(Stored items from a collection)
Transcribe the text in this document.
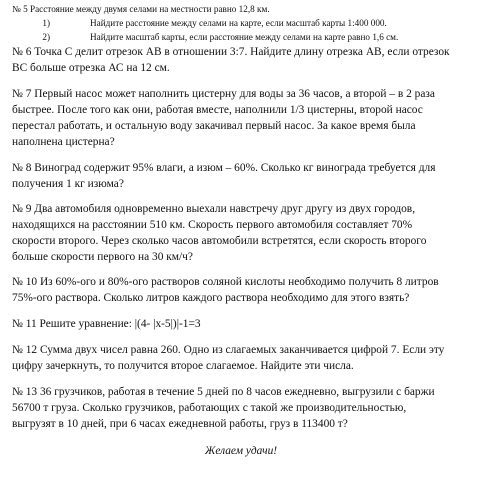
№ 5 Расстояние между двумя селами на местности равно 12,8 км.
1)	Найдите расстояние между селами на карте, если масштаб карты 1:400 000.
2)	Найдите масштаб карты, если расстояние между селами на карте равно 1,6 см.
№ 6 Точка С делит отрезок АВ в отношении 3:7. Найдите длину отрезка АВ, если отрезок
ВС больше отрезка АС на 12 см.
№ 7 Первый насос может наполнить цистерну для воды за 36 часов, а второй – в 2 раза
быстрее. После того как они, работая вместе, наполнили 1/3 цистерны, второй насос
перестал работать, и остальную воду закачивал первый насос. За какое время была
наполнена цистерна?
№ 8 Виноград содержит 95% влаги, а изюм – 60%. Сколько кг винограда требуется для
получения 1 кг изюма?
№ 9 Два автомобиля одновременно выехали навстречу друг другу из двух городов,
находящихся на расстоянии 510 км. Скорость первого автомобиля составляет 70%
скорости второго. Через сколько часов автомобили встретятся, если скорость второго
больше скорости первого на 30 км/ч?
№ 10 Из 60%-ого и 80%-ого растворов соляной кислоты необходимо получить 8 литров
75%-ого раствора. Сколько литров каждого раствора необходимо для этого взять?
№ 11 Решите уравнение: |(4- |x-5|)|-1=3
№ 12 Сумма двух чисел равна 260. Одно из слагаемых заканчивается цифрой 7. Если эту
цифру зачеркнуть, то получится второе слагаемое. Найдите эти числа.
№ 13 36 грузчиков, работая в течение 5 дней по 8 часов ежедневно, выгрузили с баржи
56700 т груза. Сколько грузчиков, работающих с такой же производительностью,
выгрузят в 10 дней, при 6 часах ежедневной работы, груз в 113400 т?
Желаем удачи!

* * *

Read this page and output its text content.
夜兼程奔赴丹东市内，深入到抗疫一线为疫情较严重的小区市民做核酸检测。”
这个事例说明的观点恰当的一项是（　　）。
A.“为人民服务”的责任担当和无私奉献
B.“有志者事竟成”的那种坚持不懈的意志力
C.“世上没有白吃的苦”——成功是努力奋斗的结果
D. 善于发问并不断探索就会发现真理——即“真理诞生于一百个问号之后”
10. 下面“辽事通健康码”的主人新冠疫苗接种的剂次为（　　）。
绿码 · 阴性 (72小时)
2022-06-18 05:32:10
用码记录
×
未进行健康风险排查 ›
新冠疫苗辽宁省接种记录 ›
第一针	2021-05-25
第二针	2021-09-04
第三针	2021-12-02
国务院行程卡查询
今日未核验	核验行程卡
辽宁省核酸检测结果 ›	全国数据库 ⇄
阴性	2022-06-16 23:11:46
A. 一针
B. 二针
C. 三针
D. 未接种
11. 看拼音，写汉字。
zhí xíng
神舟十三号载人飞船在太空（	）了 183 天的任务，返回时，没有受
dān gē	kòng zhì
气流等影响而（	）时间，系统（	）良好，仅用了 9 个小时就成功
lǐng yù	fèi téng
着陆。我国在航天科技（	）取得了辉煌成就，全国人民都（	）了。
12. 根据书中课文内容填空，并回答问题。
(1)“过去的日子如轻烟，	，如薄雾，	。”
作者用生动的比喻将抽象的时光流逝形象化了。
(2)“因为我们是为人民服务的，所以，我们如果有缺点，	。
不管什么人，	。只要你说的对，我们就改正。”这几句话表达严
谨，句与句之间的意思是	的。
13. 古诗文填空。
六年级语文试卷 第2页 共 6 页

---

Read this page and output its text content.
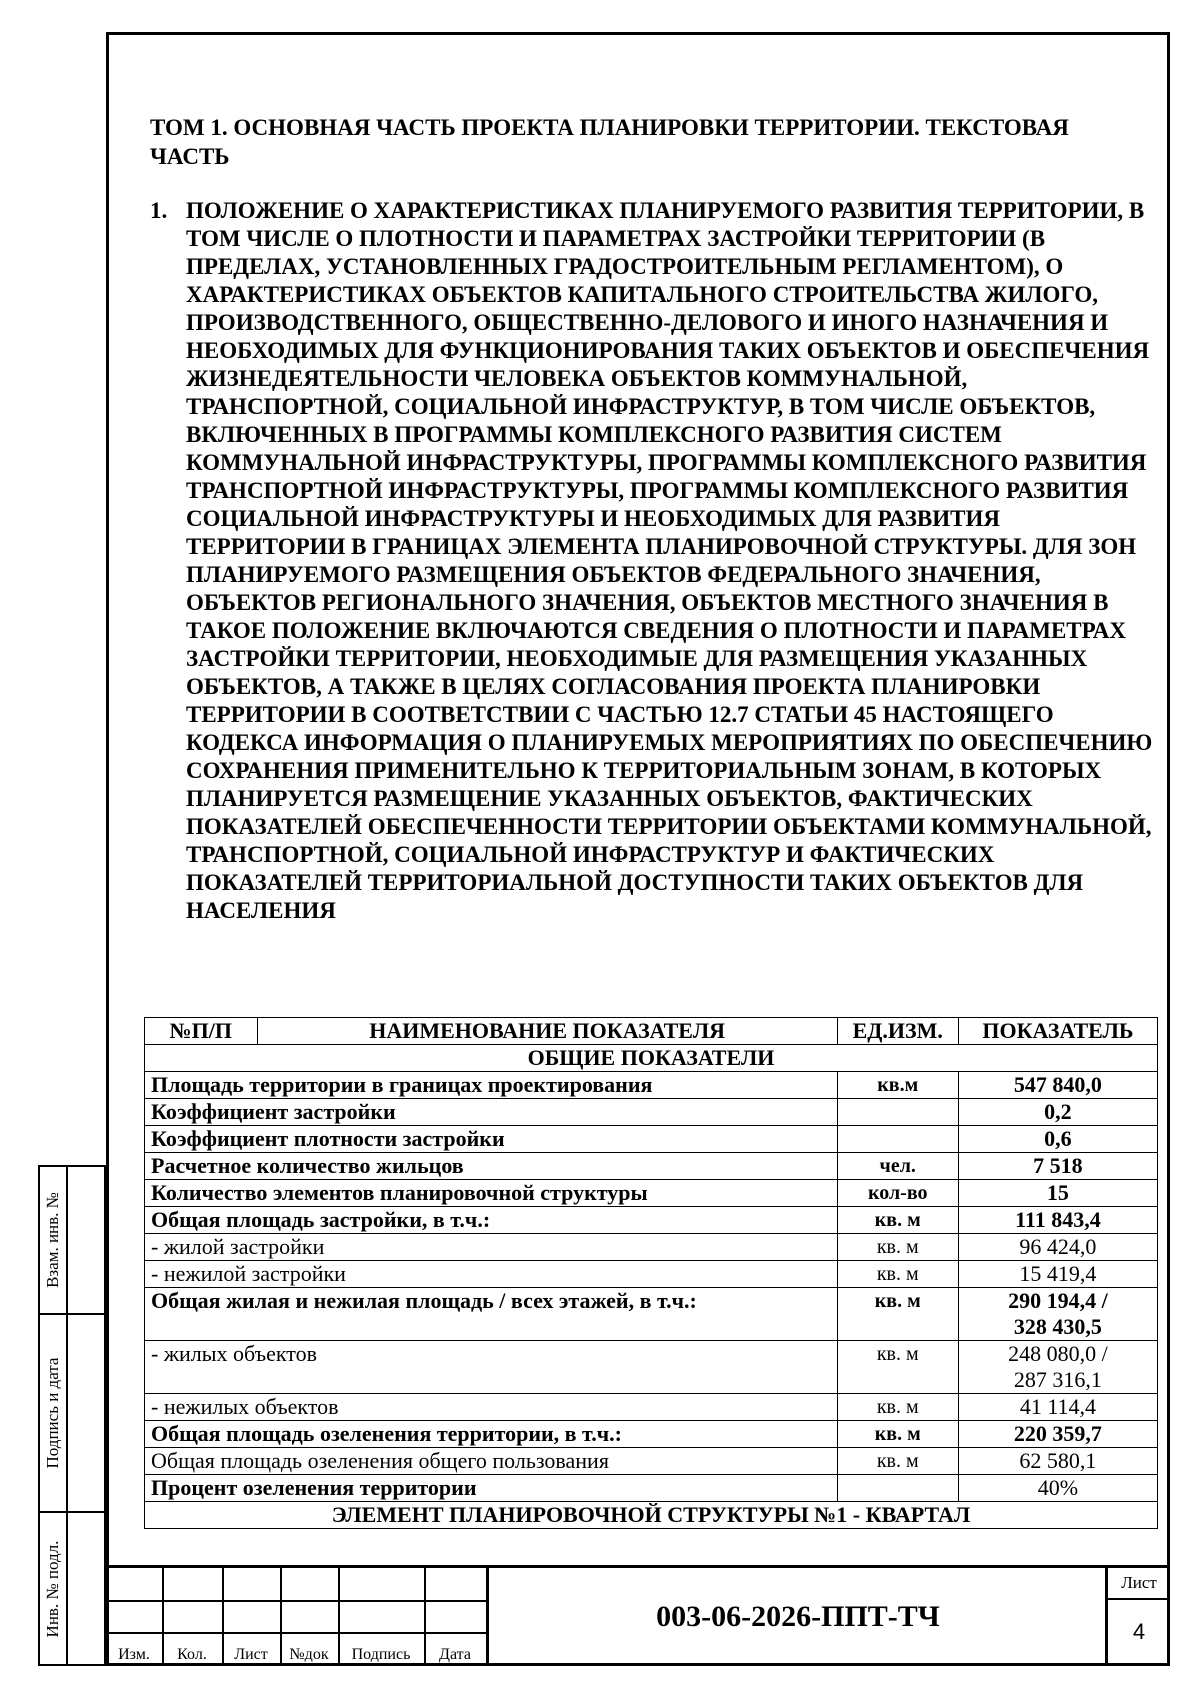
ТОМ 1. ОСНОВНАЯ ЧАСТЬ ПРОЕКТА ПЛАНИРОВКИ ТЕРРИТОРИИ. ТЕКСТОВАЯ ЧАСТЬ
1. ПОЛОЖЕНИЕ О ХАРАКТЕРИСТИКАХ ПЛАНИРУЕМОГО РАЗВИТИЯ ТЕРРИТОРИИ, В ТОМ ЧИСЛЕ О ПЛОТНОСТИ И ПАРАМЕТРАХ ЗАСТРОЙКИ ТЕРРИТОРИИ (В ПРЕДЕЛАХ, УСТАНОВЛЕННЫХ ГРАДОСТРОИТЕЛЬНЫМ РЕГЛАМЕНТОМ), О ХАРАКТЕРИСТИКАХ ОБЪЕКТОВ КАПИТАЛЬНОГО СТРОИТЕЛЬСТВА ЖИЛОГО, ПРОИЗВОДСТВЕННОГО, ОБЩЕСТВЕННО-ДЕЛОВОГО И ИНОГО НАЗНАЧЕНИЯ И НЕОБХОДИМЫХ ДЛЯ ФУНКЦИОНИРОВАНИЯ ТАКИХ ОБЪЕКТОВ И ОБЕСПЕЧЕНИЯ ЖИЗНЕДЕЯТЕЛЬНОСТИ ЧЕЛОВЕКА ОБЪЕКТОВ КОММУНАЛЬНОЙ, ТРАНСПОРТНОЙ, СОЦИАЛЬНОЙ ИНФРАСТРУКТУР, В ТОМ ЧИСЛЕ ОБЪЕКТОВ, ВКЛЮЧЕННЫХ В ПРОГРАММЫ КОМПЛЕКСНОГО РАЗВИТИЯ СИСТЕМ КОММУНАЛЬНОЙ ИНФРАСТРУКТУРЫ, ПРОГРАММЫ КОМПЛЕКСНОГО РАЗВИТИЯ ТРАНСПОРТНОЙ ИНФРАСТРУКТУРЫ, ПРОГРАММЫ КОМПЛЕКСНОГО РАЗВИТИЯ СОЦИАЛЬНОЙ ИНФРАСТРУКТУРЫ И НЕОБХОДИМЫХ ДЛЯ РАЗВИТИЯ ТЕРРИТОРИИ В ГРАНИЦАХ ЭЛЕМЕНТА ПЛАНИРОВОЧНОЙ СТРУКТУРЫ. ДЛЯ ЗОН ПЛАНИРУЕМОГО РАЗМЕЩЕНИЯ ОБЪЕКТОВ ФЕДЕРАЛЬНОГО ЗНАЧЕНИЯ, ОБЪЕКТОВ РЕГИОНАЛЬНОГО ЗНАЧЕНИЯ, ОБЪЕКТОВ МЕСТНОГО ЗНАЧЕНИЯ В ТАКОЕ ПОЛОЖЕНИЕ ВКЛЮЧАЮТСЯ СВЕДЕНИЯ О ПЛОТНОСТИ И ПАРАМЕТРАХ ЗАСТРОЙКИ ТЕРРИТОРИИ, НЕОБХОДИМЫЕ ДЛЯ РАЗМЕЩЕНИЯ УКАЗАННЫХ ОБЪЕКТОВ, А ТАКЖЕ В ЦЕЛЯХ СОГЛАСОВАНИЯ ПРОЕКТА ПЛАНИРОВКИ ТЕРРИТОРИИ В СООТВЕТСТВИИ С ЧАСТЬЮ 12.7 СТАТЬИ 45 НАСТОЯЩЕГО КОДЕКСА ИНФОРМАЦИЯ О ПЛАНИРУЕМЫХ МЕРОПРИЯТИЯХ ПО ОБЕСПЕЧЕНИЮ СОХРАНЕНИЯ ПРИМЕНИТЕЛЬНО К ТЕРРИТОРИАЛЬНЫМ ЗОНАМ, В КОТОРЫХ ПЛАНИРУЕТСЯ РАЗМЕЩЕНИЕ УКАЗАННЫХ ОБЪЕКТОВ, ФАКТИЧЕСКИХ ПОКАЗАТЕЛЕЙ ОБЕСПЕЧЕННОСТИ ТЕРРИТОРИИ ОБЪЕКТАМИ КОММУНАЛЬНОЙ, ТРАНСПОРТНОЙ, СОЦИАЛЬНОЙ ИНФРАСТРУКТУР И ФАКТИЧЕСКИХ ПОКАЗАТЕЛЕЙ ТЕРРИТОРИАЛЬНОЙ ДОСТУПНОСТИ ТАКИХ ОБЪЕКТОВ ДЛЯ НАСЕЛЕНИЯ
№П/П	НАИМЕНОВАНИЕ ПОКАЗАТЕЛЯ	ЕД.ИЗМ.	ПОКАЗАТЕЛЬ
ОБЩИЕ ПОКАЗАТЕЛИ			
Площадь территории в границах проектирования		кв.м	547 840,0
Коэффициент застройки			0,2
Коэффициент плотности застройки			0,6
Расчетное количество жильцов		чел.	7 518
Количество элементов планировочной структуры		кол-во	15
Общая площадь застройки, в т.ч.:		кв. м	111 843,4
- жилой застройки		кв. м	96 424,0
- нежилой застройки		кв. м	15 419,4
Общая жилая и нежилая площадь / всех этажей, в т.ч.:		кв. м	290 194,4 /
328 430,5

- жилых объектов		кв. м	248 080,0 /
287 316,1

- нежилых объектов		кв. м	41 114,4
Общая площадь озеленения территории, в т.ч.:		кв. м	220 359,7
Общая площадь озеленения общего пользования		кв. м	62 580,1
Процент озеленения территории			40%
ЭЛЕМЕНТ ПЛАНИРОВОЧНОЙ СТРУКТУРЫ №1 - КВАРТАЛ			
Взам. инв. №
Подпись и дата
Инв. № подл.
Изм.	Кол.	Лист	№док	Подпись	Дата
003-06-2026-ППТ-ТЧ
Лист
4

• [Required work]: From the records above, work out how many lines contain the string "скорости". Give only the number.

• [Solution for this problem]: 2